**Stated goal**
Scan the data below and pick out the lines containing the word "simply".

begin

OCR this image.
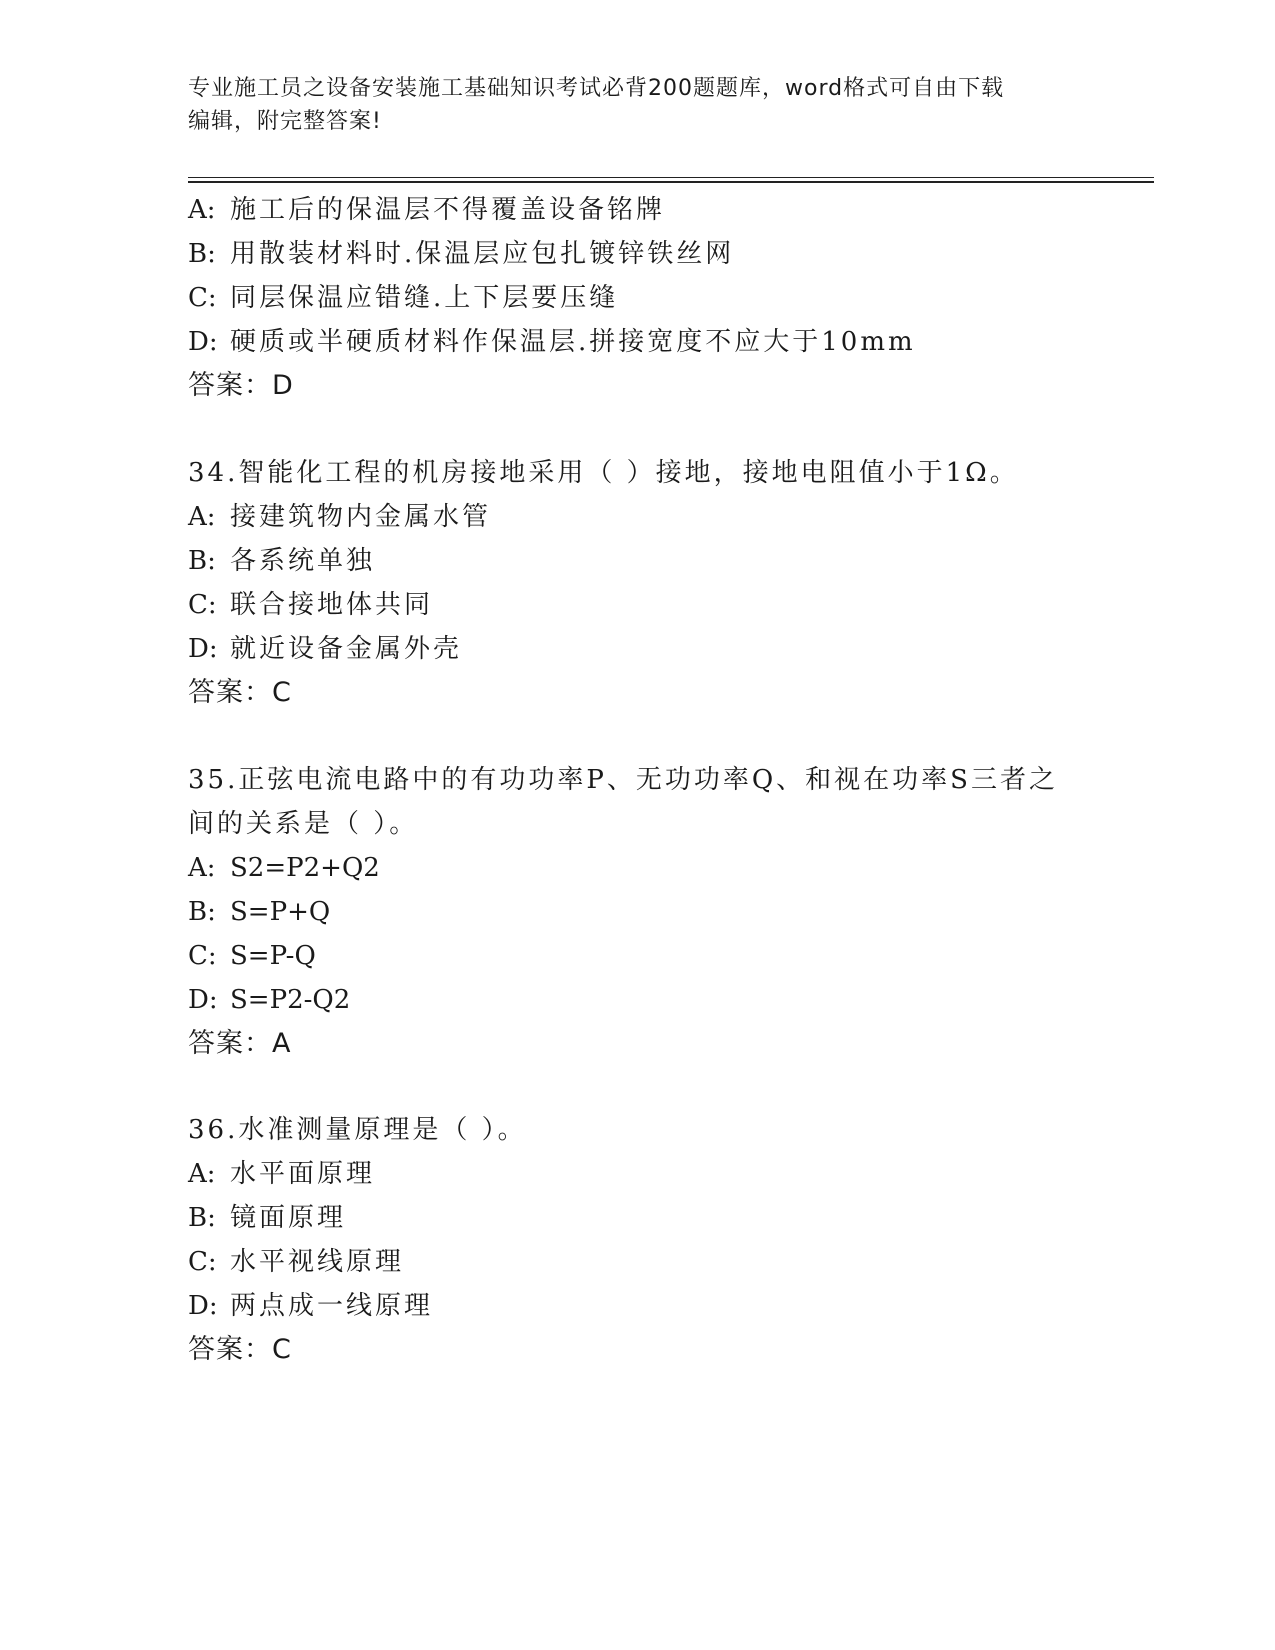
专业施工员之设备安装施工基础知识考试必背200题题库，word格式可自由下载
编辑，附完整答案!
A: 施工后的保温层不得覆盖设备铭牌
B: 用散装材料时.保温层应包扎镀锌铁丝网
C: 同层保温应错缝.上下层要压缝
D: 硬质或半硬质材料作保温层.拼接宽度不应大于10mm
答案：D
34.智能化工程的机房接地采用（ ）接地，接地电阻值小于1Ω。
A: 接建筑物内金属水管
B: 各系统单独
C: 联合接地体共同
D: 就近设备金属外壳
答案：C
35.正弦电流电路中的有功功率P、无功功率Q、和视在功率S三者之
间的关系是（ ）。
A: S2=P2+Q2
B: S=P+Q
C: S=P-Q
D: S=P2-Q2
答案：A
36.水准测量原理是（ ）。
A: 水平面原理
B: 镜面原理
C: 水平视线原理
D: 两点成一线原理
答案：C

end
begin

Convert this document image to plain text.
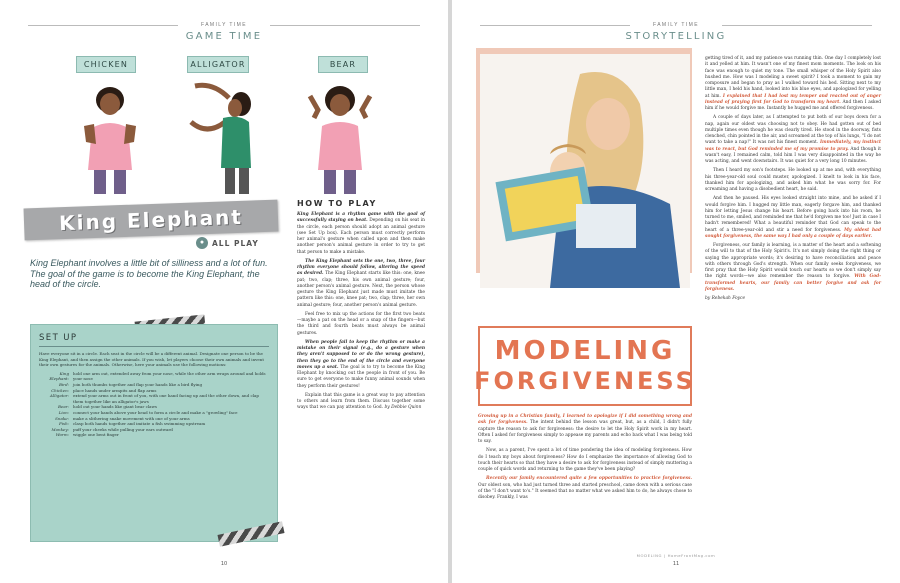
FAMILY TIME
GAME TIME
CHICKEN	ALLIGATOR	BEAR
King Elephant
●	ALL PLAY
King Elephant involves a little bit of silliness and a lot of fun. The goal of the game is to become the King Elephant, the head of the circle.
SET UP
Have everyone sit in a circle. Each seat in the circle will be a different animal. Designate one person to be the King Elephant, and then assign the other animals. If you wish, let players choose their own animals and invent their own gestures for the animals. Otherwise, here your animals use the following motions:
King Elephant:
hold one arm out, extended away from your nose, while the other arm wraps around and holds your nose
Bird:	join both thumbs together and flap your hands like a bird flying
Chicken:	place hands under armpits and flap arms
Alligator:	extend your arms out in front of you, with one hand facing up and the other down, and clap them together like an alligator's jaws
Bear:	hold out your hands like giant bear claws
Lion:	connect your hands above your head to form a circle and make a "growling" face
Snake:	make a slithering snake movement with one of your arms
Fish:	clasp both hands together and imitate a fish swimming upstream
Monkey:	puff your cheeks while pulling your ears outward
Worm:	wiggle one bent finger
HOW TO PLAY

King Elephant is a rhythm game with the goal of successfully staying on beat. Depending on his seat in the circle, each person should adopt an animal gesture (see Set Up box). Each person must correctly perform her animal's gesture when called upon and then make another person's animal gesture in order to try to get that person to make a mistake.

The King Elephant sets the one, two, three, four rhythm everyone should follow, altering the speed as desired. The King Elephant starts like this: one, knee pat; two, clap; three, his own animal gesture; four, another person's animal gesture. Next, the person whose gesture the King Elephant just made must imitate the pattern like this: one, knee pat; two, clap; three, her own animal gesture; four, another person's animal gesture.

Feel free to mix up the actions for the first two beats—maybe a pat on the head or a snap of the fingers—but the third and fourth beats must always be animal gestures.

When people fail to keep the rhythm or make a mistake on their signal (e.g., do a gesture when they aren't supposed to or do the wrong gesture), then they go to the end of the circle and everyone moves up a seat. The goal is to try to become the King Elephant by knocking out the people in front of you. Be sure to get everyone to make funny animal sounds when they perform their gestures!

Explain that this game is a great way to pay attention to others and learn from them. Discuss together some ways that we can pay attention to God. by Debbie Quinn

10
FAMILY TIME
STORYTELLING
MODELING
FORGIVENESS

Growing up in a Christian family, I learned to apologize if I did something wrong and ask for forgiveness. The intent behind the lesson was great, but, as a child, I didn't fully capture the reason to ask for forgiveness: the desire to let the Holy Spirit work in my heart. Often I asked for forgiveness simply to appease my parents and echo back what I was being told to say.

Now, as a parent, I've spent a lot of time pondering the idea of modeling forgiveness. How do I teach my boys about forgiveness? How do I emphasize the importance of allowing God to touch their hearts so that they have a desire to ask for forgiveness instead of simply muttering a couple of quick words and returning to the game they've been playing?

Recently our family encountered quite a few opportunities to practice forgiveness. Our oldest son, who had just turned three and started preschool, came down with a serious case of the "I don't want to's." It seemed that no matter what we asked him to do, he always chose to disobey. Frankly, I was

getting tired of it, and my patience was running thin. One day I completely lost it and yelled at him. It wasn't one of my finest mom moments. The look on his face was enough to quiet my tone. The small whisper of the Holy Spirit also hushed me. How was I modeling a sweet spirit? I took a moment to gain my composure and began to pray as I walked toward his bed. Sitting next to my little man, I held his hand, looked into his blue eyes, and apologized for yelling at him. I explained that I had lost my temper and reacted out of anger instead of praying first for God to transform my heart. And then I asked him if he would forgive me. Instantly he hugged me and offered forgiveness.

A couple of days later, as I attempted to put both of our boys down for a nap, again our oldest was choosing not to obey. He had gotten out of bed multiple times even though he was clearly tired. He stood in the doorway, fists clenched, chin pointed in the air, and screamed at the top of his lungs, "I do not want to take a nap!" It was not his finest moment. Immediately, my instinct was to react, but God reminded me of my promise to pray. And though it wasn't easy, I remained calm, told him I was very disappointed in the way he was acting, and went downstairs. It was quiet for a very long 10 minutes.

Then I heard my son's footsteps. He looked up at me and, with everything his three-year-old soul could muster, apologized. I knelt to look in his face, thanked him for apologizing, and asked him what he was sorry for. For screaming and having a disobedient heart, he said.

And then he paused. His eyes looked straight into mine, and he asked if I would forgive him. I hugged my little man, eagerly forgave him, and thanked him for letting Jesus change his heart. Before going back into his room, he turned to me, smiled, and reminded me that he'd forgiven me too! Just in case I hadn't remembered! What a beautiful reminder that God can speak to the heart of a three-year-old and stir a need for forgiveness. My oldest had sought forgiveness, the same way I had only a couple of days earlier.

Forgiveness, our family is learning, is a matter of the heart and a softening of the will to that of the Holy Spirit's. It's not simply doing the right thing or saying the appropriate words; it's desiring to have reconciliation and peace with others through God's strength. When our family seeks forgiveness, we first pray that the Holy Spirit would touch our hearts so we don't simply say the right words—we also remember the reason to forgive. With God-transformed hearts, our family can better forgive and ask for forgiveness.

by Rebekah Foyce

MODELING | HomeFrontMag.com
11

end

**Full answer**
Growing up in a Christian family, I learned to apologize if I did something wrong and ask for forgiveness. The intent behind the lesson was great, but, as a child, I didn't fully capture the reason to ask for forgiveness: the desire to let the Holy Spirit work in my heart. Often I asked for forgiveness simply to appease my parents and echo back what I was being told to say.
Now, as a parent, I've spent a lot of time pondering the idea of modeling forgiveness. How do I teach my boys about forgiveness? How do I emphasize the importance of allowing God to touch their hearts so that they have a desire to ask for forgiveness instead of simply muttering a couple of quick words and returning to the game they've been playing?
Forgiveness, our family is learning, is a matter of the heart and a softening of the will to that of the Holy Spirit's. It's not simply doing the right thing or saying the appropriate words; it's desiring to have reconciliation and peace with others through God's strength. When our family seeks forgiveness, we first pray that the Holy Spirit would touch our hearts so we don't simply say the right words—we also remember the reason to forgive. With God-transformed hearts, our family can better forgive and ask for forgiveness.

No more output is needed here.